▸ **Problem to solve**
Reproduce everything in the kingfisher text from "The Woodland’s kingfisher" down to "for an egg.", with no changes.

(Given text Opens)

Most species of kingfisher are strictly monogamous (one male and one female pair up). The males defend territories and establish a pair bond with the female through visual displays and courtship feeding.
The Woodland’s kingfisher has a particularly elaborate display, in which it opens its wings and pivoting on a branch displays the white and then the blue side of the wing alternately all the time vocalising loudly. A female taken by his exhibitions will be further convinced to pair up with a male depending on the nuptial gifts he brings her.
Some bird species (including the kingfishers) engage in courtship feeding where the male proves his ability to care for a female and her brood by bringing her morsels of food. This also serves to build up the female’s reserves before she must produce and then incubate for an egg.
While most other species of kingfisher are monogamous, the Pied Kingfisher is the exception to the rule. They practice a form of co-operative breeding and are generally found together in more gregarious groups, nesting in loose colonies.

(Given text Closes)
(Extracted data Opens)

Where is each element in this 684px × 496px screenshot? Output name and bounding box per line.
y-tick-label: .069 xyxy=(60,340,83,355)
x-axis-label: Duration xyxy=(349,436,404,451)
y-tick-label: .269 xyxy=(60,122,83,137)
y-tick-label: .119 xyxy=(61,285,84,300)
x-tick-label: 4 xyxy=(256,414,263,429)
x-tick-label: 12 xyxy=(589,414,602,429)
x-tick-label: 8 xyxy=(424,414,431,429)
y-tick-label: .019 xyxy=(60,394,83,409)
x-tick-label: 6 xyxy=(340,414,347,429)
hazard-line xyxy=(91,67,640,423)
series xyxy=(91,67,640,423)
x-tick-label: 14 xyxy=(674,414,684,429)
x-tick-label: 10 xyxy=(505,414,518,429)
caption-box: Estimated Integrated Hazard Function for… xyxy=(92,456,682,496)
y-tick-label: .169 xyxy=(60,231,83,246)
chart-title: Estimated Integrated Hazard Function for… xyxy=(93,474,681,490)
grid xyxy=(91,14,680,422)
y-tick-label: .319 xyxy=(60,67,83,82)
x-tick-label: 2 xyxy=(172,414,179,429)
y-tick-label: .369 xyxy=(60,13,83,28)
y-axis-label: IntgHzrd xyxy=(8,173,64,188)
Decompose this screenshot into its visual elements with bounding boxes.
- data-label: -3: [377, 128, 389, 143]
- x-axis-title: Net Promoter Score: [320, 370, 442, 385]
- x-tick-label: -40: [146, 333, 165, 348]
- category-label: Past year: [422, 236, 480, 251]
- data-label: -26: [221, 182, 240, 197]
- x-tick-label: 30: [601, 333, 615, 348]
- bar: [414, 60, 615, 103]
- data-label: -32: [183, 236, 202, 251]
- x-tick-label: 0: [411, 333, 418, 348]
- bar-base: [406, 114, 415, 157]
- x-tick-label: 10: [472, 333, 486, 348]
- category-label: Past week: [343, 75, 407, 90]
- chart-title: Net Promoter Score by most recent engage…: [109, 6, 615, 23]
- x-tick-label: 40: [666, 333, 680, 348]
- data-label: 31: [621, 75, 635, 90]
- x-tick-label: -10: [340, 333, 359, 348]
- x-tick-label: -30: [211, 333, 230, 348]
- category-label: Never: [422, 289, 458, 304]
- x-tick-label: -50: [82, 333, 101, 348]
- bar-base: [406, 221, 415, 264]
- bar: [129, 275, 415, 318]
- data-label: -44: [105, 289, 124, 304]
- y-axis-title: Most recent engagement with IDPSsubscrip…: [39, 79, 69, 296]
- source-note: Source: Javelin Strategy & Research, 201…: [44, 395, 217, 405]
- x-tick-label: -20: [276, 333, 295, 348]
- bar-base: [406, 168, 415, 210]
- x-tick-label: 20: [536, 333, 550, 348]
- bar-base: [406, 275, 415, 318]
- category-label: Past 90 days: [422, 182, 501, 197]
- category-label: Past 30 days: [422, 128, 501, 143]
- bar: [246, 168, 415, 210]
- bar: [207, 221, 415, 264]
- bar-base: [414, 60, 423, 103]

(Extracted data Closes)

▸ **Response**
The Woodland’s kingfisher has a particularly elaborate display, in which it opens its wings and pivoting on a branch displays the white and then the blue side of the wing alternately all the time vocalising loudly. A female taken by his exhibitions will be further convinced to pair up with a male depending on the nuptial gifts he brings her.
Some bird species (including the kingfishers) engage in courtship feeding where the male proves his ability to care for a female and her brood by bringing her morsels of food. This also serves to build up the female’s reserves before she must produce and then incubate for an egg.